*Challenge*. Give the data a second time, exactly and in full.

Records
● ● ●
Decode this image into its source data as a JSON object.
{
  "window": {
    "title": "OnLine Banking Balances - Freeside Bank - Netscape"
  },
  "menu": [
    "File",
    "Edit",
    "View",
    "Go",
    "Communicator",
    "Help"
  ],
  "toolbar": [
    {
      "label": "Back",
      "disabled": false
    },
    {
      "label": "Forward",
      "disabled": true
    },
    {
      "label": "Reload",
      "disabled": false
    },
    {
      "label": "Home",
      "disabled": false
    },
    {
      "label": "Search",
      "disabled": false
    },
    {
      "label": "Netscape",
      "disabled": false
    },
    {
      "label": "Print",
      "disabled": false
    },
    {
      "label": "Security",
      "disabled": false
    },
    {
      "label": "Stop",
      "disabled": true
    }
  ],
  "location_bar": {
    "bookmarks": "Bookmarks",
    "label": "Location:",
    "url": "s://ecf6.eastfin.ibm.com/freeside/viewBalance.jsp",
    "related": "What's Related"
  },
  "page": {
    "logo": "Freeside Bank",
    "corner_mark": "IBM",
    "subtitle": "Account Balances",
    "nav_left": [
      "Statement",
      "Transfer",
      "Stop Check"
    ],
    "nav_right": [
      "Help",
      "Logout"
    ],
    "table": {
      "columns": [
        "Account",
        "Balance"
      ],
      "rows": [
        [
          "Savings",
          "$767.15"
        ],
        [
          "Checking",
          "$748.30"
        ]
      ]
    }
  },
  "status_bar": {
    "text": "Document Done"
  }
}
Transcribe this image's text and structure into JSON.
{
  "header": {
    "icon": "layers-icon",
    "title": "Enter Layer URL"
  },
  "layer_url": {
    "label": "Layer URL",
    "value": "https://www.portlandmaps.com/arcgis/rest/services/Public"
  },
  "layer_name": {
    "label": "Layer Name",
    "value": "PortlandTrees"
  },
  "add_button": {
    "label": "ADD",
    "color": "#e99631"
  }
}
● ● ●
*The output*.
Decode this image into its source data as a JSON object.
{
  "window": {
    "title": "OnLine Banking Balances - Freeside Bank - Netscape"
  },
  "menu": [
    "File",
    "Edit",
    "View",
    "Go",
    "Communicator",
    "Help"
  ],
  "toolbar": [
    {
      "label": "Back",
      "disabled": false
    },
    {
      "label": "Forward",
      "disabled": true
    },
    {
      "label": "Reload",
      "disabled": false
    },
    {
      "label": "Home",
      "disabled": false
    },
    {
      "label": "Search",
      "disabled": false
    },
    {
      "label": "Netscape",
      "disabled": false
    },
    {
      "label": "Print",
      "disabled": false
    },
    {
      "label": "Security",
      "disabled": false
    },
    {
      "label": "Stop",
      "disabled": true
    }
  ],
  "location_bar": {
    "bookmarks": "Bookmarks",
    "label": "Location:",
    "url": "s://ecf6.eastfin.ibm.com/freeside/viewBalance.jsp",
    "related": "What's Related"
  },
  "page": {
    "logo": "Freeside Bank",
    "corner_mark": "IBM",
    "subtitle": "Account Balances",
    "nav_left": [
      "Statement",
      "Transfer",
      "Stop Check"
    ],
    "nav_right": [
      "Help",
      "Logout"
    ],
    "table": {
      "columns": [
        "Account",
        "Balance"
      ],
      "rows": [
        [
          "Savings",
          "$767.15"
        ],
        [
          "Checking",
          "$748.30"
        ]
      ]
    }
  },
  "status_bar": {
    "text": "Document Done"
  }
}
Transcribe this image's text and structure into JSON.
{
  "header": {
    "icon": "layers-icon",
    "title": "Enter Layer URL"
  },
  "layer_url": {
    "label": "Layer URL",
    "value": "https://www.portlandmaps.com/arcgis/rest/services/Public"
  },
  "layer_name": {
    "label": "Layer Name",
    "value": "PortlandTrees"
  },
  "add_button": {
    "label": "ADD",
    "color": "#e99631"
  }
}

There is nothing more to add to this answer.